#### EXERCISE DIRECTIONS:
Return all the entries exactly, keeping pictures out.

#### MATERIAL PROVIDED:
•••••

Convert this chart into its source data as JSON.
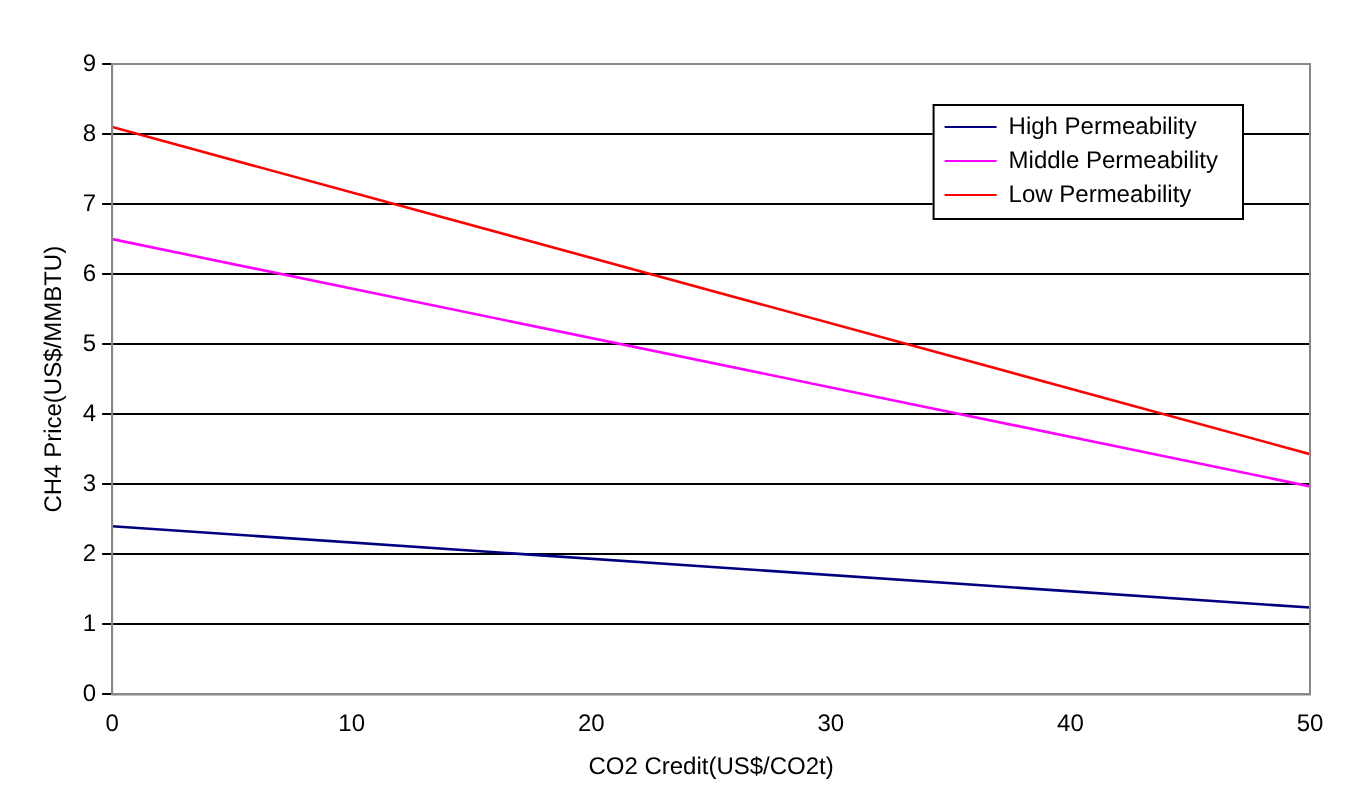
{
  "chart_data": {
    "type": "line",
    "xlabel": "CO2 Credit(US$/CO2t)",
    "ylabel": "CH4 Price(US$/MMBTU)",
    "x": [
      0,
      50
    ],
    "xlim": [
      0,
      50
    ],
    "xticks": [
      0,
      10,
      20,
      30,
      40,
      50
    ],
    "ylim": [
      0,
      9
    ],
    "yticks": [
      0,
      1,
      2,
      3,
      4,
      5,
      6,
      7,
      8,
      9
    ],
    "grid": "y",
    "legend": "top right",
    "marker": "none",
    "line_style": "solid",
    "series": [
      {
        "name": "High Permeability",
        "color": "#000080",
        "values": [
          2.4,
          1.24
        ]
      },
      {
        "name": "Middle Permeability",
        "color": "#ff00ff",
        "values": [
          6.5,
          2.97
        ]
      },
      {
        "name": "Low Permeability",
        "color": "#ff0000",
        "values": [
          8.1,
          3.43
        ]
      }
    ]
  }
}
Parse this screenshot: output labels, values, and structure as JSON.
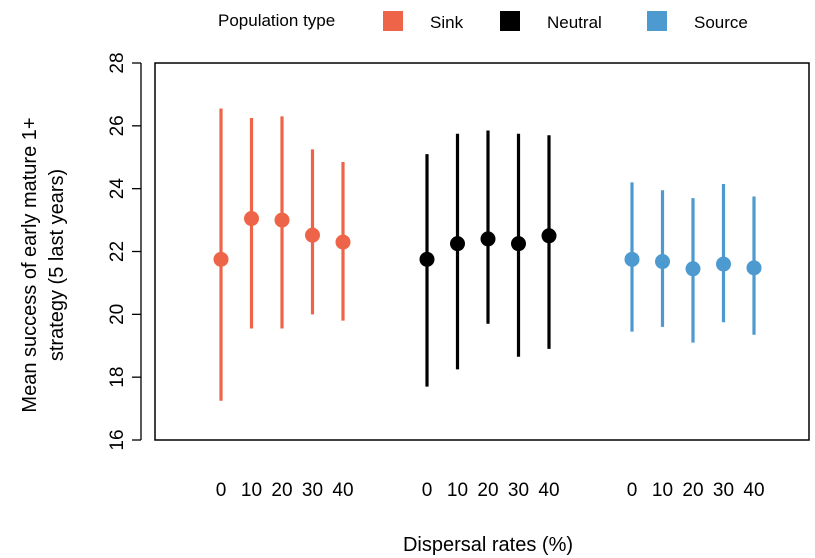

•••••

#### EXERCISE RESULT:
Convert this chart into its source data as JSON.
{
  "chart_data": {
    "type": "line",
    "xlabel": "CO2 Credit(US$/CO2t)",
    "ylabel": "CH4 Price(US$/MMBTU)",
    "x": [
      0,
      50
    ],
    "xlim": [
      0,
      50
    ],
    "xticks": [
      0,
      10,
      20,
      30,
      40,
      50
    ],
    "ylim": [
      0,
      9
    ],
    "yticks": [
      0,
      1,
      2,
      3,
      4,
      5,
      6,
      7,
      8,
      9
    ],
    "grid": "y",
    "legend": "top right",
    "marker": "none",
    "line_style": "solid",
    "series": [
      {
        "name": "High Permeability",
        "color": "#000080",
        "values": [
          2.4,
          1.24
        ]
      },
      {
        "name": "Middle Permeability",
        "color": "#ff00ff",
        "values": [
          6.5,
          2.97
        ]
      },
      {
        "name": "Low Permeability",
        "color": "#ff0000",
        "values": [
          8.1,
          3.43
        ]
      }
    ]
  }
}
Parse this screenshot: output labels, values, and structure as JSON.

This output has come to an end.